[Figure contents as structured data]
++++++++++

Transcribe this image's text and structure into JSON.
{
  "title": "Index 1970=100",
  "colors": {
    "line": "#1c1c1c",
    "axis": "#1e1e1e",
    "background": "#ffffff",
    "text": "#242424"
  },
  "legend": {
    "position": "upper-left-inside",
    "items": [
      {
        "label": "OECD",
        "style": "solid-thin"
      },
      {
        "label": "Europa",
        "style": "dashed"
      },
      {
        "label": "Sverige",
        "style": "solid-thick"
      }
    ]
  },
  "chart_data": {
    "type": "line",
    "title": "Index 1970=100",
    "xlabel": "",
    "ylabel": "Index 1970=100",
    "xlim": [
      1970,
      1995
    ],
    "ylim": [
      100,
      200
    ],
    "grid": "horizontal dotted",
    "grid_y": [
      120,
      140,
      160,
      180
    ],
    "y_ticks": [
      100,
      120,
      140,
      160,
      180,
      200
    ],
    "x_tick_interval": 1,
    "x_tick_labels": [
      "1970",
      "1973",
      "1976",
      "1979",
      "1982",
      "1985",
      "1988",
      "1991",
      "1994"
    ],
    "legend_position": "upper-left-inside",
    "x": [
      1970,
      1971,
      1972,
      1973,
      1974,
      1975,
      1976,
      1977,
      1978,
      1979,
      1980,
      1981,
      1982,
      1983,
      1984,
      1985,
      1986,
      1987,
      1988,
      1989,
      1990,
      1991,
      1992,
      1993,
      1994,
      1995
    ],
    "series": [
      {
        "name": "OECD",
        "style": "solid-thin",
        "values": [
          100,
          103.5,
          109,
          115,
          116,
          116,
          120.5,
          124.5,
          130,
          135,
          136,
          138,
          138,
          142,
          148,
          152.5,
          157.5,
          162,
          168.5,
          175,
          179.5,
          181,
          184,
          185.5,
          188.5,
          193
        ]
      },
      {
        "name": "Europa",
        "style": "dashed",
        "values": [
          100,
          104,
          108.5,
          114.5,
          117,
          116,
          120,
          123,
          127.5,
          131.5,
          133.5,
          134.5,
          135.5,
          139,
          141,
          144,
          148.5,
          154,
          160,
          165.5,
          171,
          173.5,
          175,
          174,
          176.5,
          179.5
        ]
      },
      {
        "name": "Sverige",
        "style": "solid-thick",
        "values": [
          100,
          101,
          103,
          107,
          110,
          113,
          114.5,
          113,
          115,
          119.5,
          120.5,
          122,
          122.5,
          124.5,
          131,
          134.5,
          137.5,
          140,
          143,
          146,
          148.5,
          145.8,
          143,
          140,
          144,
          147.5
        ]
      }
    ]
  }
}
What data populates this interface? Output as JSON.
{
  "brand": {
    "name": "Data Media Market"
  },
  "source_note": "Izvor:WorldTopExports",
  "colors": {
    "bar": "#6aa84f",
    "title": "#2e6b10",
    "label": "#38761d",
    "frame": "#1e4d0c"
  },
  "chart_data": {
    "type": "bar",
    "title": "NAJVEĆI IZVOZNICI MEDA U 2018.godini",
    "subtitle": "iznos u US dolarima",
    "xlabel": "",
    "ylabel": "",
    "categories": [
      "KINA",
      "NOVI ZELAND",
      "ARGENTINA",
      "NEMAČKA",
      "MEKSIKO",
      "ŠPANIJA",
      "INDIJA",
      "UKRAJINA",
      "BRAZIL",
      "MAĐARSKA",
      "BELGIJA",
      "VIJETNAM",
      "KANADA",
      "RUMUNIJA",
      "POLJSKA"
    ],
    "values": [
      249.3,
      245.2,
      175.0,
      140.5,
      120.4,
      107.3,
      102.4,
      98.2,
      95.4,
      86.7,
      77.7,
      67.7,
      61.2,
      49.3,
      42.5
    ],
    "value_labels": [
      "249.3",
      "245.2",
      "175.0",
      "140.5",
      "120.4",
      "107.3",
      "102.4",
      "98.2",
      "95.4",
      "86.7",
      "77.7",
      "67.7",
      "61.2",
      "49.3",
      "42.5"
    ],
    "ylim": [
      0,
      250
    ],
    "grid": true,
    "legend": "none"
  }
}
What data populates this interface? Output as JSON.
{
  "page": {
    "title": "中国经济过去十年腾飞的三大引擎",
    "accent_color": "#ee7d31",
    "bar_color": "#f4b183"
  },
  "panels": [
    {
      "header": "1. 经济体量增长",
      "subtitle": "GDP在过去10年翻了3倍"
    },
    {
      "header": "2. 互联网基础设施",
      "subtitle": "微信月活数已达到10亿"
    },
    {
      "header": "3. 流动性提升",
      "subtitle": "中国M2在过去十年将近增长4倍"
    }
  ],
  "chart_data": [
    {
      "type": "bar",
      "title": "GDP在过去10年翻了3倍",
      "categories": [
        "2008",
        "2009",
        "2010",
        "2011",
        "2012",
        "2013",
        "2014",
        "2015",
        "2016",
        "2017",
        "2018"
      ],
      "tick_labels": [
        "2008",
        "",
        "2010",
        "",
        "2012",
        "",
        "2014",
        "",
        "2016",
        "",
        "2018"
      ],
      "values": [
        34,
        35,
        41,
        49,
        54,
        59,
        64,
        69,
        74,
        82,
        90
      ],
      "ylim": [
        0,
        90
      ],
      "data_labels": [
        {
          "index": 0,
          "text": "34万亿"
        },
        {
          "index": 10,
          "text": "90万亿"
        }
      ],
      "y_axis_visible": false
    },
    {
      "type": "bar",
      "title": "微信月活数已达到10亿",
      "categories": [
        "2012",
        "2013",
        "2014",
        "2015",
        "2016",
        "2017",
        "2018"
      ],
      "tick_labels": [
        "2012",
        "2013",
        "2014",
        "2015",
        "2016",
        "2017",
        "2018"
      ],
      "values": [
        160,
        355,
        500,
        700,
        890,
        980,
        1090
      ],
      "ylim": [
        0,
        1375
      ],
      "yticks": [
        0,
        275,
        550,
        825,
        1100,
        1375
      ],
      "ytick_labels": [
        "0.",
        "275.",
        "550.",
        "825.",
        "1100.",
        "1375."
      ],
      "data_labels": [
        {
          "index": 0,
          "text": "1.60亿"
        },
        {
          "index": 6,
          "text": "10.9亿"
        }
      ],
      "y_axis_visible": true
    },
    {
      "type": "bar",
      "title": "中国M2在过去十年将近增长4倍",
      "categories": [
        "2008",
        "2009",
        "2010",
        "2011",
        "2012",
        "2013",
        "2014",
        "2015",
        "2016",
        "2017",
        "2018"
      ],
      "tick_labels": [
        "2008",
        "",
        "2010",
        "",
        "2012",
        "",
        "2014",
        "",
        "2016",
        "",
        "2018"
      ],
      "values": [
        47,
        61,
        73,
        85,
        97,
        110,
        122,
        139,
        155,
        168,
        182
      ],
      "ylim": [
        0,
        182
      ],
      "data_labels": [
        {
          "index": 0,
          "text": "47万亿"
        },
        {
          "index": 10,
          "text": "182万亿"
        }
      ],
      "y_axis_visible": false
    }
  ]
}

++++++++++

> **TASK**
Your answer should be a single number: how many lines of the material contain the word "solid".

> **PROBLEM SOLUTION**
4